▸ **Goal**: Your task is to give the number of lines in the listing that include "Tower", and nothing else.

▸ **Input records**:

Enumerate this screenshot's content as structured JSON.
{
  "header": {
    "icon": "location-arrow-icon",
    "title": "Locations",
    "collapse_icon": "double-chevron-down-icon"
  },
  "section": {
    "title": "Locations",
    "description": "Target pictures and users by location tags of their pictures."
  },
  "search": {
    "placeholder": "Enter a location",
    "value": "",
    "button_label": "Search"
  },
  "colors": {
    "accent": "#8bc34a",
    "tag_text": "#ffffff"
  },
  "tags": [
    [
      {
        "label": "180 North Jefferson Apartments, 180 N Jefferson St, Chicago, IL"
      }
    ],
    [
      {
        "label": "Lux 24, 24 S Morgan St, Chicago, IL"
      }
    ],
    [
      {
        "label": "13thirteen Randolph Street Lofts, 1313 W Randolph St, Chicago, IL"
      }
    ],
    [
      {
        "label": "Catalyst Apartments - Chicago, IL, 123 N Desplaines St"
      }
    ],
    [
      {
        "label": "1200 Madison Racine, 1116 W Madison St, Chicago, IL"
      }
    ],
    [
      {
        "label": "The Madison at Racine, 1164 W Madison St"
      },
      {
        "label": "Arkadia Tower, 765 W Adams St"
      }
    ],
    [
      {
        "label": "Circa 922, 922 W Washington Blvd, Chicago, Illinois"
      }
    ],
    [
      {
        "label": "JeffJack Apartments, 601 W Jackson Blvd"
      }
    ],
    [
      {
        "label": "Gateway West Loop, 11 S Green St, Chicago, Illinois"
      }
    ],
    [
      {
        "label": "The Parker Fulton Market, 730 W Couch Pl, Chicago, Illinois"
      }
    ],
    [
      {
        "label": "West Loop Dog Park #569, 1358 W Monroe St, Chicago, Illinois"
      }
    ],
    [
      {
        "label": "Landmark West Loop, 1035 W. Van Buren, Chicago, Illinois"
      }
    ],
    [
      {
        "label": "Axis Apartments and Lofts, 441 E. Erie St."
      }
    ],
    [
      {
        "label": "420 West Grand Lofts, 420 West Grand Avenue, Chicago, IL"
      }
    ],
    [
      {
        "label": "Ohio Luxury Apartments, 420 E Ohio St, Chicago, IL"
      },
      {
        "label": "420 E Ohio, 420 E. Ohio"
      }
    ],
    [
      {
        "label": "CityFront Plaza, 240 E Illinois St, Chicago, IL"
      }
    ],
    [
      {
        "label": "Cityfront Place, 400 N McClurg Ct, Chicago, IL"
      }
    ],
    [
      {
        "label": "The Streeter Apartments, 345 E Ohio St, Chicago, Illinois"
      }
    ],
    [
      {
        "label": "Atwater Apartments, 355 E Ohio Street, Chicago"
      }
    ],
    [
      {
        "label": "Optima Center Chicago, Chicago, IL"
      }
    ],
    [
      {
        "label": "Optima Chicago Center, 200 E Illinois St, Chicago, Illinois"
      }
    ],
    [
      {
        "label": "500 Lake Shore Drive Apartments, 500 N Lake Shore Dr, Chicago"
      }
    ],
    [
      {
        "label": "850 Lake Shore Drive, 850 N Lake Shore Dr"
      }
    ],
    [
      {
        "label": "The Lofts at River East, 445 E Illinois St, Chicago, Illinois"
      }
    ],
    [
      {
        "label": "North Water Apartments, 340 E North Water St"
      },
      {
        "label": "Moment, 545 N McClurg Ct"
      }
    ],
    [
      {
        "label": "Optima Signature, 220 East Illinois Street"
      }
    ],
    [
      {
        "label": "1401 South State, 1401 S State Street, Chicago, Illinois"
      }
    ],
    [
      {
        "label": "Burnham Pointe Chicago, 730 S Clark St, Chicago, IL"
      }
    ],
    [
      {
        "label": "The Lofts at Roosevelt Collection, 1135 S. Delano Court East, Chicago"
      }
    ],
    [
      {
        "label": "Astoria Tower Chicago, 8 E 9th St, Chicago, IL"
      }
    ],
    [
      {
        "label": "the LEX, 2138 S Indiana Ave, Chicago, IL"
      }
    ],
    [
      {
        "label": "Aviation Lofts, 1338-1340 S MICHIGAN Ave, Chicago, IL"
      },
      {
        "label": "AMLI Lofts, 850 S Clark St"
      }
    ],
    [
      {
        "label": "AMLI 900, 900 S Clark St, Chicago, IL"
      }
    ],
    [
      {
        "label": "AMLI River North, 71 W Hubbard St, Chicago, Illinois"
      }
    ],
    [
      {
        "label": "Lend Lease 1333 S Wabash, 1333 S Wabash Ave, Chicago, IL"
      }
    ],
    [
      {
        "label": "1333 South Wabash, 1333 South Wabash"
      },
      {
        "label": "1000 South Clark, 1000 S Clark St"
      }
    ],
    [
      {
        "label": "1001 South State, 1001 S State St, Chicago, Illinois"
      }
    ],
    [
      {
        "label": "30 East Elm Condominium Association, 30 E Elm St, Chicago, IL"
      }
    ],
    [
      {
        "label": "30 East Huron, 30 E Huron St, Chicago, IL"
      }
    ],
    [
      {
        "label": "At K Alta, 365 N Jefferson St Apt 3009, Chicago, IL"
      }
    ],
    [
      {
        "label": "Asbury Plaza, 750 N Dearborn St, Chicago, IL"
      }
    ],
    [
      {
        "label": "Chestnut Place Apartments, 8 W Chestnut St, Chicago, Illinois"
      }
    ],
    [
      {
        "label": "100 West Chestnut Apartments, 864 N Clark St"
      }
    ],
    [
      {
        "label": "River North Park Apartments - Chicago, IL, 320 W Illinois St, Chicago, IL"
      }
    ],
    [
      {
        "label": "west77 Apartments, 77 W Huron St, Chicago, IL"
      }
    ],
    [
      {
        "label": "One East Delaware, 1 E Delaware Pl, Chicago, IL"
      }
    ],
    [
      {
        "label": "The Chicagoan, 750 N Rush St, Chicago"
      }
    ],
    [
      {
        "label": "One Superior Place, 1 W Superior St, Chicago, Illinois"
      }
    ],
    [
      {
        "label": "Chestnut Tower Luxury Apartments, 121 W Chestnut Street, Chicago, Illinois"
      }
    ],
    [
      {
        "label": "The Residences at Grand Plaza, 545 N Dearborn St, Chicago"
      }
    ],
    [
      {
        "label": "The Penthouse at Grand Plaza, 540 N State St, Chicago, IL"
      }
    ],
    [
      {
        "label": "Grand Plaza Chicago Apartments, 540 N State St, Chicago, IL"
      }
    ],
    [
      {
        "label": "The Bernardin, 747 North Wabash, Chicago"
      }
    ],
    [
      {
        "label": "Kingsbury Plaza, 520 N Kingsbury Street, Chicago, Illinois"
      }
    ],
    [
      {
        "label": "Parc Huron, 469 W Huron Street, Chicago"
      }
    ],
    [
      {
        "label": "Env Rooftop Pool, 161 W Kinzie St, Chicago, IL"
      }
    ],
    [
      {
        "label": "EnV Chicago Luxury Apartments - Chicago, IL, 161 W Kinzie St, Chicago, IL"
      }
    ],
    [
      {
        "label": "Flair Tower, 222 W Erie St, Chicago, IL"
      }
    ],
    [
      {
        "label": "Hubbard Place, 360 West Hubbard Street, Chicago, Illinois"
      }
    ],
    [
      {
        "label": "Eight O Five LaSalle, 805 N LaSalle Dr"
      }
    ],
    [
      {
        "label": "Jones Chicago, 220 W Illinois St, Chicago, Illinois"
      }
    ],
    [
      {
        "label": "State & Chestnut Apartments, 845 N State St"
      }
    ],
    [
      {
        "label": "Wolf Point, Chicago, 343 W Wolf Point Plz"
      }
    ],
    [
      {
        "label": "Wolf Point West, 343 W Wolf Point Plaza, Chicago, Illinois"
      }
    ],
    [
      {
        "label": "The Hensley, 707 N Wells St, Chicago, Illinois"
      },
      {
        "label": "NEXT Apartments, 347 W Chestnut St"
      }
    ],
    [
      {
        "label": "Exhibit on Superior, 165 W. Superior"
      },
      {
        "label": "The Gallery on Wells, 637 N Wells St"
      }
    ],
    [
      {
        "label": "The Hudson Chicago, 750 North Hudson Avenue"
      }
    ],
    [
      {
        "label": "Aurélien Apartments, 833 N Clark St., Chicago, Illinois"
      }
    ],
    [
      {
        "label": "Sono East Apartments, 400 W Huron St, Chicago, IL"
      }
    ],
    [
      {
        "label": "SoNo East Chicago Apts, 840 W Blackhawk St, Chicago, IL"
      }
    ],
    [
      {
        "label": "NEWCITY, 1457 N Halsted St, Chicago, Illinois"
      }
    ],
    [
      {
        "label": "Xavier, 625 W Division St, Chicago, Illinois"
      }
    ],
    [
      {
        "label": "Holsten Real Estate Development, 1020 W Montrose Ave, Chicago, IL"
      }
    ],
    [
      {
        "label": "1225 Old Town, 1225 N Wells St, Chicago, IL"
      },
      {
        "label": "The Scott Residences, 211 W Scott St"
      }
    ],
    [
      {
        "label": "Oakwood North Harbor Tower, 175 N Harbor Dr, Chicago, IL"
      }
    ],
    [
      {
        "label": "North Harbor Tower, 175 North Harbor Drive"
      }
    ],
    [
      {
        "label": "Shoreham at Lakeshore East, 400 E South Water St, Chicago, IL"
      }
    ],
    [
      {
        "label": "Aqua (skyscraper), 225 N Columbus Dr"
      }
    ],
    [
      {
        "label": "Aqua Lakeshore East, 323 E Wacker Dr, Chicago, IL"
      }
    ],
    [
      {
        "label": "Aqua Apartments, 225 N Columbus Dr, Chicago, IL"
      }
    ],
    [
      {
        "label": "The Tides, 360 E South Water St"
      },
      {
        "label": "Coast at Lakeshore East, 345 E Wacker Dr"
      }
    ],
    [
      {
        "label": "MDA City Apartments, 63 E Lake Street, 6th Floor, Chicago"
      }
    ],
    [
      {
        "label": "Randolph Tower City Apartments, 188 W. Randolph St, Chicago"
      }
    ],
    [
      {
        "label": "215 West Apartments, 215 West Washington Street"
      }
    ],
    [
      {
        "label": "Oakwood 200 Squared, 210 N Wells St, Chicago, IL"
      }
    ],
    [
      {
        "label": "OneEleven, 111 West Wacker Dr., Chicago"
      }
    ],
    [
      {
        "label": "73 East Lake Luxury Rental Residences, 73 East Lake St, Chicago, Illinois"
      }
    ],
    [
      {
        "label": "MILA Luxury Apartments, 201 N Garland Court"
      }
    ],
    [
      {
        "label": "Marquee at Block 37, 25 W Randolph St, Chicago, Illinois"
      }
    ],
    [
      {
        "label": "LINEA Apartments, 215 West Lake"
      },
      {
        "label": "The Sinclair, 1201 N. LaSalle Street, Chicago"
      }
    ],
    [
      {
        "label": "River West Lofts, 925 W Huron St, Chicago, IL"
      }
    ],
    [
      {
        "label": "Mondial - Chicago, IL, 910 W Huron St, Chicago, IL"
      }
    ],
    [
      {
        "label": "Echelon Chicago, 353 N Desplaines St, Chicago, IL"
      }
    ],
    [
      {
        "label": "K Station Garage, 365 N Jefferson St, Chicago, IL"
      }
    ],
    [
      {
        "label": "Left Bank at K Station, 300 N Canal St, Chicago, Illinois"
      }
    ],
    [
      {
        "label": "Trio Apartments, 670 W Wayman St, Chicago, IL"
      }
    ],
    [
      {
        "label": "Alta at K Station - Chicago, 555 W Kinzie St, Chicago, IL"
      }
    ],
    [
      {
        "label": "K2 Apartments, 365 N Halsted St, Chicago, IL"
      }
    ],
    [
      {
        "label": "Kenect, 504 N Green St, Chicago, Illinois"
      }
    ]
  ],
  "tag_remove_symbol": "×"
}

▸ **Expected output**: 7